[Exercise objective]: Extract every record, exactly as written, and ignore the pictures.

[Records from a collection]
—————

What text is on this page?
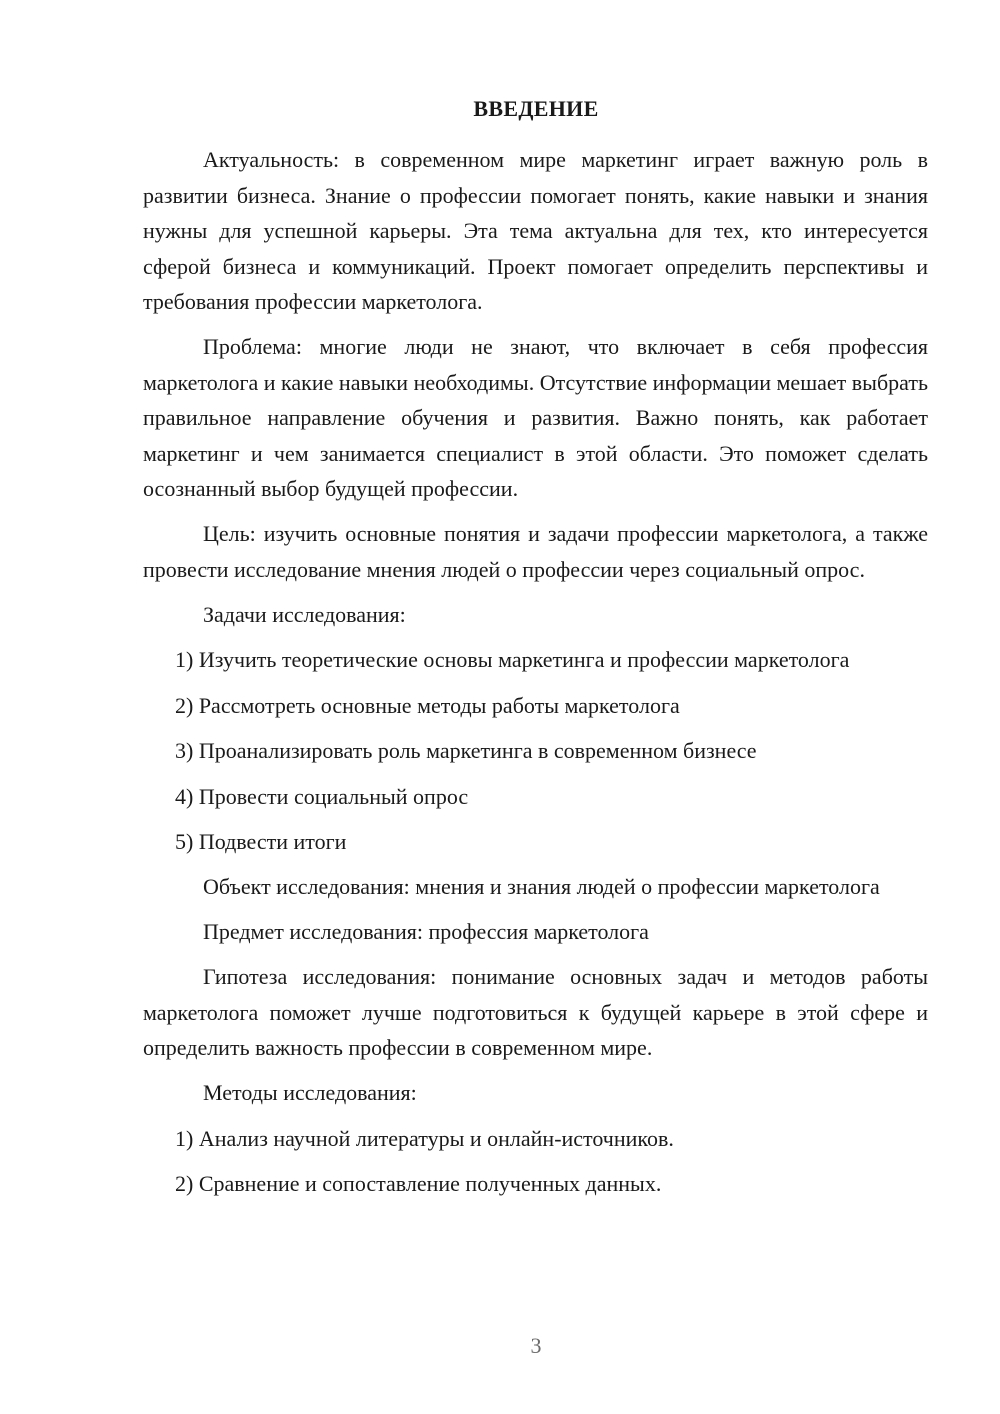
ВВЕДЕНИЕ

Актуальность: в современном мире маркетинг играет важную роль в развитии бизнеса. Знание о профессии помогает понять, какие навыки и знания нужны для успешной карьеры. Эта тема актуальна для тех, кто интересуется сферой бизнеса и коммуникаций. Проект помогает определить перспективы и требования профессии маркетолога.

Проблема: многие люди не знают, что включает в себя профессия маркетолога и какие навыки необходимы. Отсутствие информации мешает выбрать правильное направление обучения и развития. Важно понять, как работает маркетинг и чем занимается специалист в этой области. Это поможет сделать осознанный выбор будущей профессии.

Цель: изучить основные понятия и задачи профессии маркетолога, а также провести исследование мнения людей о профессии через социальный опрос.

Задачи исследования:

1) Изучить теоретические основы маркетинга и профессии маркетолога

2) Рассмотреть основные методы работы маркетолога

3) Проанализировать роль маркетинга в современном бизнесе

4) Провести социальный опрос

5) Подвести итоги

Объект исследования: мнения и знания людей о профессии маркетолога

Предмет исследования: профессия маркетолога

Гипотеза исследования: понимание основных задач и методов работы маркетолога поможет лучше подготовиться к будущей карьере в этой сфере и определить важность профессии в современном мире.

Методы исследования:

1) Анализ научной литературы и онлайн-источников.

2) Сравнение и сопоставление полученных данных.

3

—————

[Response to this task]:
What text is on this page?
ВВЕДЕНИЕ

Актуальность: в современном мире маркетинг играет важную роль в развитии бизнеса. Знание о профессии помогает понять, какие навыки и знания нужны для успешной карьеры. Эта тема актуальна для тех, кто интересуется сферой бизнеса и коммуникаций. Проект помогает определить перспективы и требования профессии маркетолога.

Проблема: многие люди не знают, что включает в себя профессия маркетолога и какие навыки необходимы. Отсутствие информации мешает выбрать правильное направление обучения и развития. Важно понять, как работает маркетинг и чем занимается специалист в этой области. Это поможет сделать осознанный выбор будущей профессии.

Цель: изучить основные понятия и задачи профессии маркетолога, а также провести исследование мнения людей о профессии через социальный опрос.

Задачи исследования:

1) Изучить теоретические основы маркетинга и профессии маркетолога

2) Рассмотреть основные методы работы маркетолога

3) Проанализировать роль маркетинга в современном бизнесе

4) Провести социальный опрос

5) Подвести итоги

Объект исследования: мнения и знания людей о профессии маркетолога

Предмет исследования: профессия маркетолога

Гипотеза исследования: понимание основных задач и методов работы маркетолога поможет лучше подготовиться к будущей карьере в этой сфере и определить важность профессии в современном мире.

Методы исследования:

1) Анализ научной литературы и онлайн-источников.

2) Сравнение и сопоставление полученных данных.

3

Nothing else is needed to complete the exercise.